DO THIS —
In the data below, locate each line with the word "ความต" and list it.

EXERCISE INPUTS —
··········

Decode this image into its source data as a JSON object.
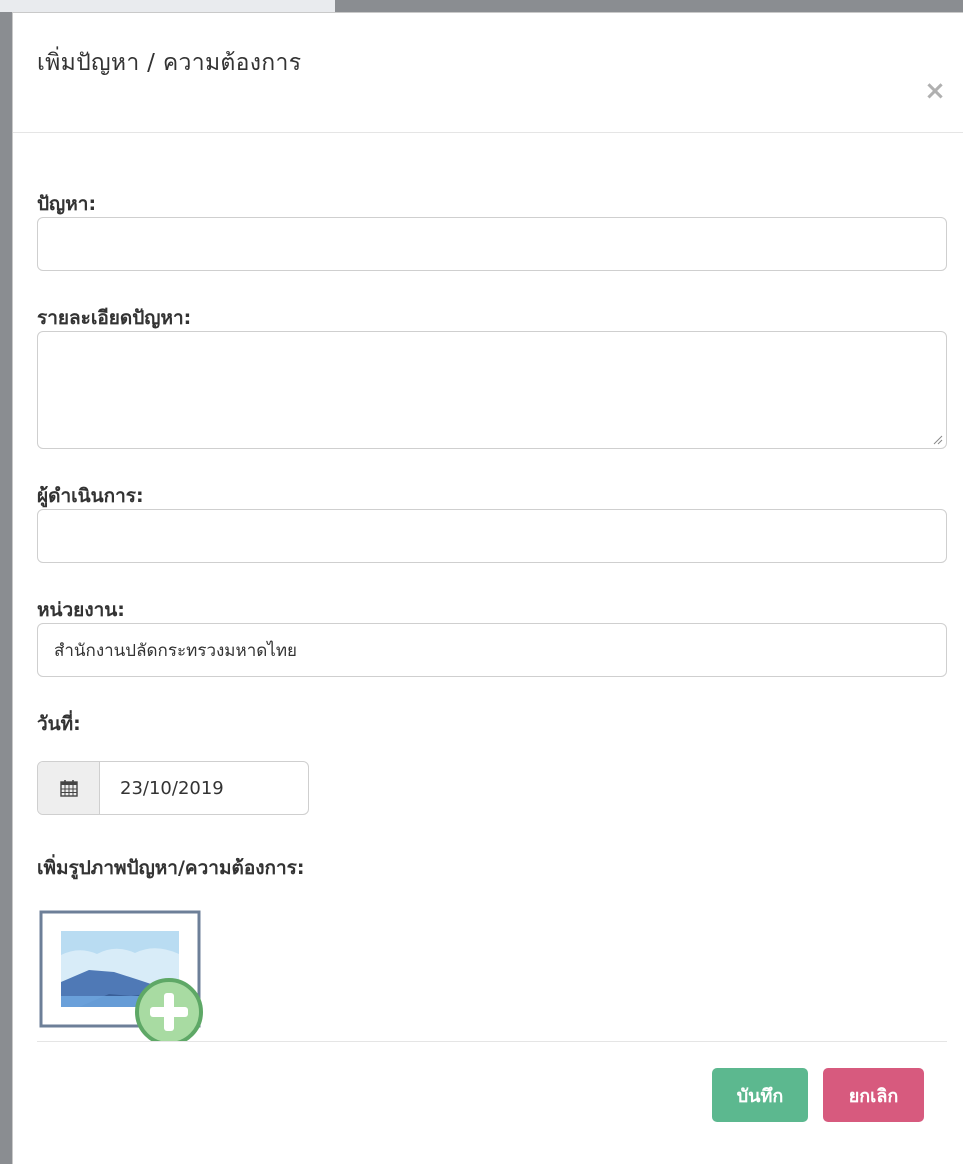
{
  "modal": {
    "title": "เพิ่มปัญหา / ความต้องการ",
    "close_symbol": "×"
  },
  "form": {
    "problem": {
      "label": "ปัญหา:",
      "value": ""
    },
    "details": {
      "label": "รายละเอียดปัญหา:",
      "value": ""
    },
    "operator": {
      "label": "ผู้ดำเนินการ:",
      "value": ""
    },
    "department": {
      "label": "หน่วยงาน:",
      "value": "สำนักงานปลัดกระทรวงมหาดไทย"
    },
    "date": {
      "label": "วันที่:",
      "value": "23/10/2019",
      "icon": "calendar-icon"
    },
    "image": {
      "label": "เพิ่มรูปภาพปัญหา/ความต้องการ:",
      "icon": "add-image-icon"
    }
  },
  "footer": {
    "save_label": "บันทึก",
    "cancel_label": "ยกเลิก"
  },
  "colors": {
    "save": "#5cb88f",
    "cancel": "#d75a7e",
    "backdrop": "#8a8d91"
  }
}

··········

FINISHED EXERCISE —
    "title": "เพิ่มปัญหา / ความต้องการ",
      "label": "เพิ่มรูปภาพปัญหา/ความต้องการ:",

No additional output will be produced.